Extrait fourni:
Nicolas Beaujon mesure "le Patrimoine de l’humanité"

Comment mesurer la distance entre une œuvre d’art — élevée comme élément du grand puzzle du Patrimoine de l’humanité, le voilà — et son gardien, renommé agent de contact dans le sabir administratif ? Loin des conservateurs, qui connaissent l’art, et des visiteurs, qui s’y intéressent, assis sur sa chaise et signalé à la masse par son costume marron, l’agent de contact n’est là que pour remplir un vide dans la chaîne de l’humanité, et protéger par l’application de consignes de sécurités strictes ce qui appartient à tous.

Travail à réaliser:
D'après l'extrait fourni, répondez brièvement :
(a) Quel nom le gardien reçoit-il dans le sabir administratif ?
(b) Que connaissent les conservateurs ?
(c) De quelle couleur est le costume qui signale l'agent de contact à la masse ?
Répondez en vous appuyant uniquement sur l'extrait fourni.

Données fournies:
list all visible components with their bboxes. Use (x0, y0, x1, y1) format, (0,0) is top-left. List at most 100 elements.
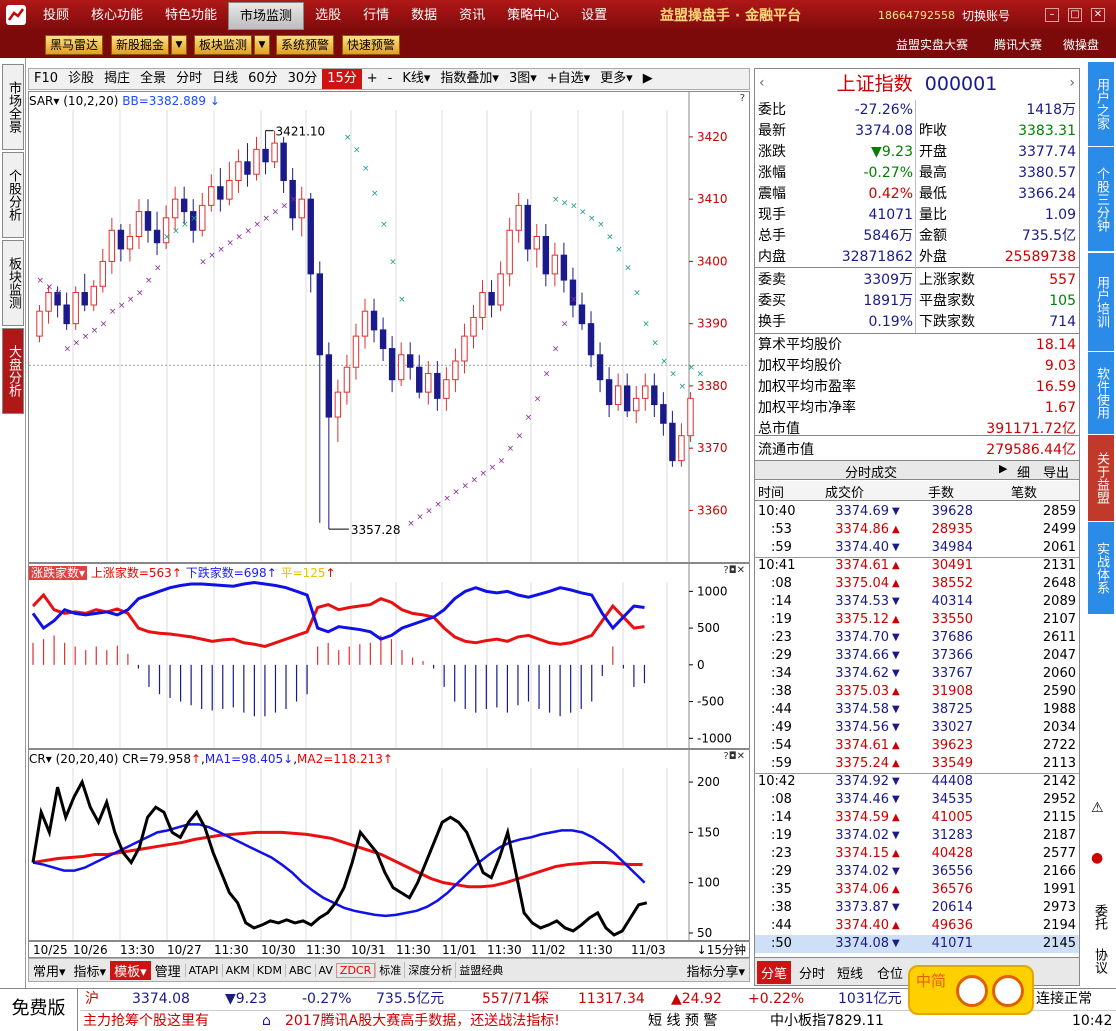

Résultat:
(a) Agent de contact.
(b) L'art.
(c) Marron.